◆ Required task ◆
Go through the lines below and copy each one that holds the string "HANGING".

----------

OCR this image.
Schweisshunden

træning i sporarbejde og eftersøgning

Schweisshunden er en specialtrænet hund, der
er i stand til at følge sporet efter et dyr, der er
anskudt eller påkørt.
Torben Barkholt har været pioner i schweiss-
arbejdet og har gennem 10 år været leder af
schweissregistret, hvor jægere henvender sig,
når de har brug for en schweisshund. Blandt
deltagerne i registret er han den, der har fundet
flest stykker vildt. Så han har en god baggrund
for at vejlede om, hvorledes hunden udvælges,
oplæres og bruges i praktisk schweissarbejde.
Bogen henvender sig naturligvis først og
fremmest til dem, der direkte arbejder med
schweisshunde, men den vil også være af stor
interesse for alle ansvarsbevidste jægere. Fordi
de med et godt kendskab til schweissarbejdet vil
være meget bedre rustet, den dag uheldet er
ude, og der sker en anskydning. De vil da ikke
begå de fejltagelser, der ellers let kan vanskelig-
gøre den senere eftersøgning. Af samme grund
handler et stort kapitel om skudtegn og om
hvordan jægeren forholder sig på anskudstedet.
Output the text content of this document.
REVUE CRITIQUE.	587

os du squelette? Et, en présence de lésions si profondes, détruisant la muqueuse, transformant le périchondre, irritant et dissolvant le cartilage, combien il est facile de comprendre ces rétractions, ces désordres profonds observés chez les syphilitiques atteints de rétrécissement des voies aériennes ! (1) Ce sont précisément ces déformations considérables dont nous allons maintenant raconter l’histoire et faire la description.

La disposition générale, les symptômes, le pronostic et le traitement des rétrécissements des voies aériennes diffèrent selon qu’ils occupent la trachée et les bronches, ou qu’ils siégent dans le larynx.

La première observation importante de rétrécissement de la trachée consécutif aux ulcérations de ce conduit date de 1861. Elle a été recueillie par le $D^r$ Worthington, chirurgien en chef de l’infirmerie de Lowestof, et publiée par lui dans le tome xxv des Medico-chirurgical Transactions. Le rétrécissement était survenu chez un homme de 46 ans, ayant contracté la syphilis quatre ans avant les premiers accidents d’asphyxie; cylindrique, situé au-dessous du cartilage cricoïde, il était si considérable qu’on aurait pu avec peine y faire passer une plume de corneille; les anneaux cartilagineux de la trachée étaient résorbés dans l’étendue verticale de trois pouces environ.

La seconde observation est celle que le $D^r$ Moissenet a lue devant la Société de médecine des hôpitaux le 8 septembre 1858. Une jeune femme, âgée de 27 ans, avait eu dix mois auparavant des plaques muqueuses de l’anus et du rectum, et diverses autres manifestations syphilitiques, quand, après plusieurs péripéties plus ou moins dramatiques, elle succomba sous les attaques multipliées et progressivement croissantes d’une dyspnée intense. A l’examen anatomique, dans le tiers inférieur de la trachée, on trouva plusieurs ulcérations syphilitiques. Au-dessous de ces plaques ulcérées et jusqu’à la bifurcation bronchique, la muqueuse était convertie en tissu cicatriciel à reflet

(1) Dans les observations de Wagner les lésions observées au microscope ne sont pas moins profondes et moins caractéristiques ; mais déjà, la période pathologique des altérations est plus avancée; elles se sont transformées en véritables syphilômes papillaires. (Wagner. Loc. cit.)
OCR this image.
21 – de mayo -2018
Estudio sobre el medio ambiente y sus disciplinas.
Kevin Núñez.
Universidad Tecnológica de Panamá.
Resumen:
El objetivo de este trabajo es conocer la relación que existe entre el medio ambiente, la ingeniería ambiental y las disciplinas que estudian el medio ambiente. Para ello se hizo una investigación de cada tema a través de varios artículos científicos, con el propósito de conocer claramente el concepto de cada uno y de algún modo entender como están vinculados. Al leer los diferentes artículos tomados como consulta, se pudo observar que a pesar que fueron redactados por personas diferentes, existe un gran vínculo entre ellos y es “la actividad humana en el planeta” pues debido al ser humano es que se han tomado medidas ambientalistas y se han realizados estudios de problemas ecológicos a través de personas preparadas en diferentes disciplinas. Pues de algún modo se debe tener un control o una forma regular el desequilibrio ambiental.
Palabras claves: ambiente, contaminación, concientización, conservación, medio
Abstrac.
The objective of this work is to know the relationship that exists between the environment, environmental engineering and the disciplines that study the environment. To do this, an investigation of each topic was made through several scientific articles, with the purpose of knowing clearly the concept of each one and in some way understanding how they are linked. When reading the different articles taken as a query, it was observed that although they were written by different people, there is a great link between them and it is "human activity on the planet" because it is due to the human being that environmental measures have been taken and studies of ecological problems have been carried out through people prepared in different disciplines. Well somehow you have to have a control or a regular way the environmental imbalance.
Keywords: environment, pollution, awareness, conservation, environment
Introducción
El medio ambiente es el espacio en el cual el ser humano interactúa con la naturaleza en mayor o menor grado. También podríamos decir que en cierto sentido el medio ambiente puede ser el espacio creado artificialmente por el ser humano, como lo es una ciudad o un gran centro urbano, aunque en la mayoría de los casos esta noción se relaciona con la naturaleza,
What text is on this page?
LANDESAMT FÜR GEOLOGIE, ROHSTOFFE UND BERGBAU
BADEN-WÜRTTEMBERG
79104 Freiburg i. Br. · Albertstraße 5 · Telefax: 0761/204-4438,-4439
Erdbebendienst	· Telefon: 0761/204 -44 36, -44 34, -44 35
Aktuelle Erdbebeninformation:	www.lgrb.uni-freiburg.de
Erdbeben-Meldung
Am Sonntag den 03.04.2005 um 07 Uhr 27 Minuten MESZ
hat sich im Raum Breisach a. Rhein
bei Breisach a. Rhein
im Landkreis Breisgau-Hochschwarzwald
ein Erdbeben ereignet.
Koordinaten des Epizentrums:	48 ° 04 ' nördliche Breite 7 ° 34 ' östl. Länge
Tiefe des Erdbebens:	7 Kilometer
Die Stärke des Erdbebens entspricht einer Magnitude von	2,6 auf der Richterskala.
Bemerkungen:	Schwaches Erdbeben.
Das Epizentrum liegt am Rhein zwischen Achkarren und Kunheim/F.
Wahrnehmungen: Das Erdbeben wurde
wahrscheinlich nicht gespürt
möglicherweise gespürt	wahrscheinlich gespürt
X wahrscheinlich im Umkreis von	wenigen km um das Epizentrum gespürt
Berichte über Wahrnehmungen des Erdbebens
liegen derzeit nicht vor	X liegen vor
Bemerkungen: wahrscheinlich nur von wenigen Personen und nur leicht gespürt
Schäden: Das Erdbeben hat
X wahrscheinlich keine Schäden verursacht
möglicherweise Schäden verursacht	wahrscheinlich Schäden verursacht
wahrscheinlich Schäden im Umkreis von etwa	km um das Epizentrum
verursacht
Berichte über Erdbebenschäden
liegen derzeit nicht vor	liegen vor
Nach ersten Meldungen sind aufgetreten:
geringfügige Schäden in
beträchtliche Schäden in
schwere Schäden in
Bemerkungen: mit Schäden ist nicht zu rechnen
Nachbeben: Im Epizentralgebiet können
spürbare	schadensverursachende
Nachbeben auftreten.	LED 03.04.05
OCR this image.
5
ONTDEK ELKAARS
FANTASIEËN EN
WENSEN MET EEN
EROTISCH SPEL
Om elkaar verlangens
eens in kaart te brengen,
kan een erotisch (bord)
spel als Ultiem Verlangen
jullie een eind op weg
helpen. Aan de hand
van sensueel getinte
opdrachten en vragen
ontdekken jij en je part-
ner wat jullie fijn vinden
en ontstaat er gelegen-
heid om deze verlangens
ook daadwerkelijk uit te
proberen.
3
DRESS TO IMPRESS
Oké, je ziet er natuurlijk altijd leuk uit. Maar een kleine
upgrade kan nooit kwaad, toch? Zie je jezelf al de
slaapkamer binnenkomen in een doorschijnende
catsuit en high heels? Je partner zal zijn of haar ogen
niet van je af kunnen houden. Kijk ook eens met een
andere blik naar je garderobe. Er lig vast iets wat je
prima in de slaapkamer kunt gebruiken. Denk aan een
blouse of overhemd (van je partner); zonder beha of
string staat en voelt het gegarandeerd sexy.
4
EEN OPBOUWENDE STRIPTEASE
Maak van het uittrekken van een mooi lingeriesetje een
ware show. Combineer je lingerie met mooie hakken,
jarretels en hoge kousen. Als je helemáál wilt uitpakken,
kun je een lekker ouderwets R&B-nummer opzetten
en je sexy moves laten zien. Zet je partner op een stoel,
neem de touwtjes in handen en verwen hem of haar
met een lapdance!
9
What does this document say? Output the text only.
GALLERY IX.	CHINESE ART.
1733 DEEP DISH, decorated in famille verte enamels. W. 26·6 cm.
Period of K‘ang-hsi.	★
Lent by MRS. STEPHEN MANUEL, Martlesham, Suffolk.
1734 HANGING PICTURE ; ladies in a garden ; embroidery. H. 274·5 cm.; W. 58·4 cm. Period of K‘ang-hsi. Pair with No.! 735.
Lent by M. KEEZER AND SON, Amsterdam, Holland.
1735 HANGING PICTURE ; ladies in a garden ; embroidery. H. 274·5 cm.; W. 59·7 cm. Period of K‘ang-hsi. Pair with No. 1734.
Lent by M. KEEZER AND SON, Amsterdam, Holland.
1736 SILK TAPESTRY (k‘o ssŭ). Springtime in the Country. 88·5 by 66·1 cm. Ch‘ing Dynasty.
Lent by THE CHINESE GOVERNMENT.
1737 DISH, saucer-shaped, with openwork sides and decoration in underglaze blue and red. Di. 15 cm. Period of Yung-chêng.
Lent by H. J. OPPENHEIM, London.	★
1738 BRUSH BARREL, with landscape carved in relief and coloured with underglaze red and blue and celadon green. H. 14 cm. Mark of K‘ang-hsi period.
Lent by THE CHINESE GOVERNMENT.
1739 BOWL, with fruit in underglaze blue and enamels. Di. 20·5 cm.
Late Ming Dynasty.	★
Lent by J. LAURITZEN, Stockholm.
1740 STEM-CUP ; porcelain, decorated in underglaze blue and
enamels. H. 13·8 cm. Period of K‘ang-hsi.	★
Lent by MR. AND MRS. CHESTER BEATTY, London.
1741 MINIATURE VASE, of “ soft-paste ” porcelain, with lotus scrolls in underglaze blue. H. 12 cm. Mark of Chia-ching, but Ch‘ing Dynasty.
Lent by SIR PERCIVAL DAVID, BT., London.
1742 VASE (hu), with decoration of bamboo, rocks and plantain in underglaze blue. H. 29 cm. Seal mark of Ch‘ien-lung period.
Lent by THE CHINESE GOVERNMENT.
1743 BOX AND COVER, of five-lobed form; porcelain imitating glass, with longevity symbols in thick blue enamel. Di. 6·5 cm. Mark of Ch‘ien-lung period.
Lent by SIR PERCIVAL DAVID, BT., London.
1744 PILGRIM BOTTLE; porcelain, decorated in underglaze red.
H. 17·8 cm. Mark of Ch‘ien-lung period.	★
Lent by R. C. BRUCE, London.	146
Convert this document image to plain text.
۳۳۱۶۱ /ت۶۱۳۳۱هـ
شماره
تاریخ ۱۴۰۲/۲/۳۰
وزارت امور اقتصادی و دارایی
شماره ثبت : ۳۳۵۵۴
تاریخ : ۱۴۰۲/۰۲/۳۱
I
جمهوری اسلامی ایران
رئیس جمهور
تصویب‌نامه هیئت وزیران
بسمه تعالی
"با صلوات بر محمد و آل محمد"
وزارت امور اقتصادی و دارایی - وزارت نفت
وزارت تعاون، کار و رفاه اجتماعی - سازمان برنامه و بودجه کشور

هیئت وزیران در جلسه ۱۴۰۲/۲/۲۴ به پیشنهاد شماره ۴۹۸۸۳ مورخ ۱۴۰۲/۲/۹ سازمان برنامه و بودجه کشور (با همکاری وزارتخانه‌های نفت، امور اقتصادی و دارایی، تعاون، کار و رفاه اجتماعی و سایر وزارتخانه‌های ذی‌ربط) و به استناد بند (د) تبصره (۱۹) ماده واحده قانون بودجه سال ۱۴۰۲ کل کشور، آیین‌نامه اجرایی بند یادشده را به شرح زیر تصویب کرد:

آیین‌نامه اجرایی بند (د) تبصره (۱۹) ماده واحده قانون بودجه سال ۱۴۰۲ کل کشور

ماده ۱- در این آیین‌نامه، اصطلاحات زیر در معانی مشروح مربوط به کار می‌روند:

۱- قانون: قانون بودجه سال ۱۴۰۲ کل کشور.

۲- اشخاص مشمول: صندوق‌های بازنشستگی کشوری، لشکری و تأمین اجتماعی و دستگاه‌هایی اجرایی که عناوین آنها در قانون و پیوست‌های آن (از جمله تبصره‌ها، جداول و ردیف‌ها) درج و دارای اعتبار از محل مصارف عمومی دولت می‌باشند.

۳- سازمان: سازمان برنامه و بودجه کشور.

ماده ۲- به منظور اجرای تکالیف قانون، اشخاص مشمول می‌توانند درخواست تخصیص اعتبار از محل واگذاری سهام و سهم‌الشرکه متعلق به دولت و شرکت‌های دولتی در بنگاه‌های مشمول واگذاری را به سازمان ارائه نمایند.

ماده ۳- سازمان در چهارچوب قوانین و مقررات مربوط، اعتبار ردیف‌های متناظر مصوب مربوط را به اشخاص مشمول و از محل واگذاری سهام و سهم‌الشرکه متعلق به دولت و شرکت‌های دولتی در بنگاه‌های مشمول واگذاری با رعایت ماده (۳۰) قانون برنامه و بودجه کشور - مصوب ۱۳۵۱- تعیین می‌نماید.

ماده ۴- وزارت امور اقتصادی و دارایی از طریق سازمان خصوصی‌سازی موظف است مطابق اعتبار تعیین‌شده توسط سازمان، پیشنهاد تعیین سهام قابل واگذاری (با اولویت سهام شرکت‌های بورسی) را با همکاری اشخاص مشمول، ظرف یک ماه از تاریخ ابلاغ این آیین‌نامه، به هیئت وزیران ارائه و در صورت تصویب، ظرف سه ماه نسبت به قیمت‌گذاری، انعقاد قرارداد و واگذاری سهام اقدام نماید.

----------

◆ Solution to this exercise ◆
1734 HANGING PICTURE ; ladies in a garden ; embroidery. H. 274·5 cm.; W. 58·4 cm. Period of K‘ang-hsi. Pair with No.! 735.
1735 HANGING PICTURE ; ladies in a garden ; embroidery. H. 274·5 cm.; W. 59·7 cm. Period of K‘ang-hsi. Pair with No. 1734.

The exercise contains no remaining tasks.